## Work instructions:
Copy out the entries below in full and exactly.

— START —

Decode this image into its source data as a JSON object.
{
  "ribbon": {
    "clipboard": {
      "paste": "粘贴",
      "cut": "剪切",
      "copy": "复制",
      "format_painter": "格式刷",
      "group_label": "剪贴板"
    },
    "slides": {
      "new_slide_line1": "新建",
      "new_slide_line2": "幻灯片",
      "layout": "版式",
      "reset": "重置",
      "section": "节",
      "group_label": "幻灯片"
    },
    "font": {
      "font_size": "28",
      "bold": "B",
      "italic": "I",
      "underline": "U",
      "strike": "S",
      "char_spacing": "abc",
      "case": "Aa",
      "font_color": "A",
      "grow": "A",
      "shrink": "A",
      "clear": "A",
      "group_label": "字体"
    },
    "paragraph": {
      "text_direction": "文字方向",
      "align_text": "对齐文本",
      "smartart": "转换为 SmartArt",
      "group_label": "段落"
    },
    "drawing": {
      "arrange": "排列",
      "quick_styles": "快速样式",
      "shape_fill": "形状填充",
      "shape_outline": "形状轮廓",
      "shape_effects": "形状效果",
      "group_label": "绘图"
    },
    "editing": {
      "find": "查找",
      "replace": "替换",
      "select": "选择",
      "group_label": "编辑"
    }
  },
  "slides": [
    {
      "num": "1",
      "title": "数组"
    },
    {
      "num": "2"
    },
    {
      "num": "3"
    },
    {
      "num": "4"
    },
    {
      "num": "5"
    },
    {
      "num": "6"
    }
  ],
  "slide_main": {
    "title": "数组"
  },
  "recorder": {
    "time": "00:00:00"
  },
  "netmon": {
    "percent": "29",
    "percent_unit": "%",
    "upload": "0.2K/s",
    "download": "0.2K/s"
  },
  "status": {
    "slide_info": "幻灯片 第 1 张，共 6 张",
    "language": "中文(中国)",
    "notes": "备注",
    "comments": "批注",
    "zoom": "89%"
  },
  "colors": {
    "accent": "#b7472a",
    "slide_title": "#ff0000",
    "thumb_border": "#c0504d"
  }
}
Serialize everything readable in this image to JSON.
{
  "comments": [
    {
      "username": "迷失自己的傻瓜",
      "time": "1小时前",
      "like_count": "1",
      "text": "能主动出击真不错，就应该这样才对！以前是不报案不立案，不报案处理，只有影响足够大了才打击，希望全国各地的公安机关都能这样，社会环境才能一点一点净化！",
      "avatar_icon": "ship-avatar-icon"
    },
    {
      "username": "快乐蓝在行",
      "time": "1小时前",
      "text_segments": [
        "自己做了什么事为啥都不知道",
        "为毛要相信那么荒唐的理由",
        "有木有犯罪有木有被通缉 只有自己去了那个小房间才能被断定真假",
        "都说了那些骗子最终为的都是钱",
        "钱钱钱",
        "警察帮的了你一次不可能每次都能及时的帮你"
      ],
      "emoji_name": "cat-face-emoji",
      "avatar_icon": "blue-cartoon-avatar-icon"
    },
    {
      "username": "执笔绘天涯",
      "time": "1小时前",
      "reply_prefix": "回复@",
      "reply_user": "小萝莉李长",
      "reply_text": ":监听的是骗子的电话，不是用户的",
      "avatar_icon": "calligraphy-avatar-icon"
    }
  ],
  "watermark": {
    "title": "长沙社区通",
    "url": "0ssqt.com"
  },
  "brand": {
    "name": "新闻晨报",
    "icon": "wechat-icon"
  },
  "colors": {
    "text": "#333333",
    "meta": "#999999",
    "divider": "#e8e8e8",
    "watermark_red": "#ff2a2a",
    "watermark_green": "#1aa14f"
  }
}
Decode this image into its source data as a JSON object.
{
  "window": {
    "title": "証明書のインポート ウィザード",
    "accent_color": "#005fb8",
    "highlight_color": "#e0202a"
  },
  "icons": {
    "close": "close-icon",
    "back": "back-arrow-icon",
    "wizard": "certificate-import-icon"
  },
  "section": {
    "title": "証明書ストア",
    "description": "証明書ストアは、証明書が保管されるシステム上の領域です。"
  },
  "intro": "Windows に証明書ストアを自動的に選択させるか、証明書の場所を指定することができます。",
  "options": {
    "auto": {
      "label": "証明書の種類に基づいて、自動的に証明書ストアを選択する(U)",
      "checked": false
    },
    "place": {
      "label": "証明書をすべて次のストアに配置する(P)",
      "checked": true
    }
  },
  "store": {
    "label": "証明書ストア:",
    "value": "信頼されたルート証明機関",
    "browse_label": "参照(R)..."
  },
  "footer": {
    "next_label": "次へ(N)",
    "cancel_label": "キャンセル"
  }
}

— END —

## Exercise result:
Decode this image into its source data as a JSON object.
{
  "ribbon": {
    "clipboard": {
      "paste": "粘贴",
      "cut": "剪切",
      "copy": "复制",
      "format_painter": "格式刷",
      "group_label": "剪贴板"
    },
    "slides": {
      "new_slide_line1": "新建",
      "new_slide_line2": "幻灯片",
      "layout": "版式",
      "reset": "重置",
      "section": "节",
      "group_label": "幻灯片"
    },
    "font": {
      "font_size": "28",
      "bold": "B",
      "italic": "I",
      "underline": "U",
      "strike": "S",
      "char_spacing": "abc",
      "case": "Aa",
      "font_color": "A",
      "grow": "A",
      "shrink": "A",
      "clear": "A",
      "group_label": "字体"
    },
    "paragraph": {
      "text_direction": "文字方向",
      "align_text": "对齐文本",
      "smartart": "转换为 SmartArt",
      "group_label": "段落"
    },
    "drawing": {
      "arrange": "排列",
      "quick_styles": "快速样式",
      "shape_fill": "形状填充",
      "shape_outline": "形状轮廓",
      "shape_effects": "形状效果",
      "group_label": "绘图"
    },
    "editing": {
      "find": "查找",
      "replace": "替换",
      "select": "选择",
      "group_label": "编辑"
    }
  },
  "slides": [
    {
      "num": "1",
      "title": "数组"
    },
    {
      "num": "2"
    },
    {
      "num": "3"
    },
    {
      "num": "4"
    },
    {
      "num": "5"
    },
    {
      "num": "6"
    }
  ],
  "slide_main": {
    "title": "数组"
  },
  "recorder": {
    "time": "00:00:00"
  },
  "netmon": {
    "percent": "29",
    "percent_unit": "%",
    "upload": "0.2K/s",
    "download": "0.2K/s"
  },
  "status": {
    "slide_info": "幻灯片 第 1 张，共 6 张",
    "language": "中文(中国)",
    "notes": "备注",
    "comments": "批注",
    "zoom": "89%"
  },
  "colors": {
    "accent": "#b7472a",
    "slide_title": "#ff0000",
    "thumb_border": "#c0504d"
  }
}
Serialize everything readable in this image to JSON.
{
  "comments": [
    {
      "username": "迷失自己的傻瓜",
      "time": "1小时前",
      "like_count": "1",
      "text": "能主动出击真不错，就应该这样才对！以前是不报案不立案，不报案处理，只有影响足够大了才打击，希望全国各地的公安机关都能这样，社会环境才能一点一点净化！",
      "avatar_icon": "ship-avatar-icon"
    },
    {
      "username": "快乐蓝在行",
      "time": "1小时前",
      "text_segments": [
        "自己做了什么事为啥都不知道",
        "为毛要相信那么荒唐的理由",
        "有木有犯罪有木有被通缉 只有自己去了那个小房间才能被断定真假",
        "都说了那些骗子最终为的都是钱",
        "钱钱钱",
        "警察帮的了你一次不可能每次都能及时的帮你"
      ],
      "emoji_name": "cat-face-emoji",
      "avatar_icon": "blue-cartoon-avatar-icon"
    },
    {
      "username": "执笔绘天涯",
      "time": "1小时前",
      "reply_prefix": "回复@",
      "reply_user": "小萝莉李长",
      "reply_text": ":监听的是骗子的电话，不是用户的",
      "avatar_icon": "calligraphy-avatar-icon"
    }
  ],
  "watermark": {
    "title": "长沙社区通",
    "url": "0ssqt.com"
  },
  "brand": {
    "name": "新闻晨报",
    "icon": "wechat-icon"
  },
  "colors": {
    "text": "#333333",
    "meta": "#999999",
    "divider": "#e8e8e8",
    "watermark_red": "#ff2a2a",
    "watermark_green": "#1aa14f"
  }
}
Decode this image into its source data as a JSON object.
{
  "window": {
    "title": "証明書のインポート ウィザード",
    "accent_color": "#005fb8",
    "highlight_color": "#e0202a"
  },
  "icons": {
    "close": "close-icon",
    "back": "back-arrow-icon",
    "wizard": "certificate-import-icon"
  },
  "section": {
    "title": "証明書ストア",
    "description": "証明書ストアは、証明書が保管されるシステム上の領域です。"
  },
  "intro": "Windows に証明書ストアを自動的に選択させるか、証明書の場所を指定することができます。",
  "options": {
    "auto": {
      "label": "証明書の種類に基づいて、自動的に証明書ストアを選択する(U)",
      "checked": false
    },
    "place": {
      "label": "証明書をすべて次のストアに配置する(P)",
      "checked": true
    }
  },
  "store": {
    "label": "証明書ストア:",
    "value": "信頼されたルート証明機関",
    "browse_label": "参照(R)..."
  },
  "footer": {
    "next_label": "次へ(N)",
    "cancel_label": "キャンセル"
  }
}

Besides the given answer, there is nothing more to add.